(GIVEN EXERCISE) Below are the records. Gather each line that holds "什么是生木".

[Recorded data]
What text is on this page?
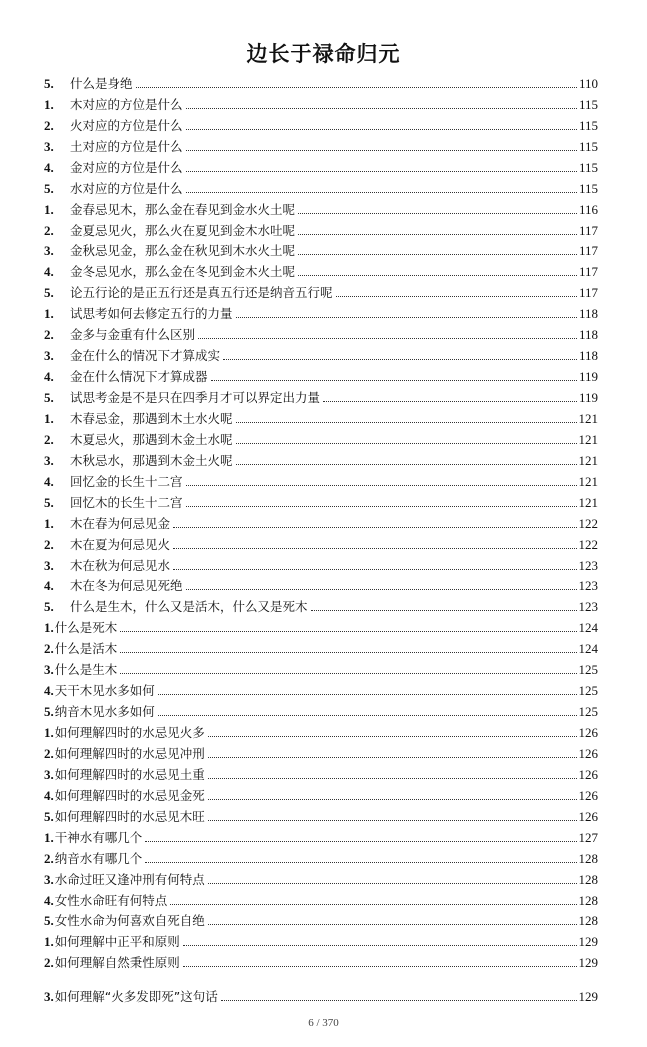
边长于禄命归元
5.	什么是身绝	110
1.	木对应的方位是什么	115
2.	火对应的方位是什么	115
3.	土对应的方位是什么	115
4.	金对应的方位是什么	115
5.	水对应的方位是什么	115
1.	金春忌见木，那么金在春见到金水火土呢	116
2.	金夏忌见火，那么火在夏见到金木水吐呢	117
3.	金秋忌见金，那么金在秋见到木水火土呢	117
4.	金冬忌见水，那么金在冬见到金木火土呢	117
5.	论五行论的是正五行还是真五行还是纳音五行呢	117
1.	试思考如何去修定五行的力量	118
2.	金多与金重有什么区别	118
3.	金在什么的情况下才算成实	118
4.	金在什么情况下才算成器	119
5.	试思考金是不是只在四季月才可以界定出力量	119
1.	木春忌金，那遇到木土水火呢	121
2.	木夏忌火，那遇到木金土水呢	121
3.	木秋忌水，那遇到木金土火呢	121
4.	回忆金的长生十二宫	121
5.	回忆木的长生十二宫	121
1.	木在春为何忌见金	122
2.	木在夏为何忌见火	122
3.	木在秋为何忌见水	123
4.	木在冬为何忌见死绝	123
5.	什么是生木，什么又是活木，什么又是死木	123
1. 什么是死木	124
2. 什么是活木	124
3. 什么是生木	125
4. 天干木见水多如何	125
5. 纳音木见水多如何	125
1. 如何理解四时的水忌见火多	126
2. 如何理解四时的水忌见冲刑	126
3. 如何理解四时的水忌见土重	126
4. 如何理解四时的水忌见金死	126
5. 如何理解四时的水忌见木旺	126
1. 干神水有哪几个	127
2. 纳音水有哪几个	128
3. 水命过旺又逢冲刑有何特点	128
4. 女性水命旺有何特点	128
5. 女性水命为何喜欢自死自绝	128
1. 如何理解中正平和原则	129
2. 如何理解自然秉性原则	129
3. 如何理解“火多发即死”这句话	129
6 / 370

(ANSWER TO THIS EXERCISE)
5.	什么是生木，什么又是活木，什么又是死木	123
3. 什么是生木	125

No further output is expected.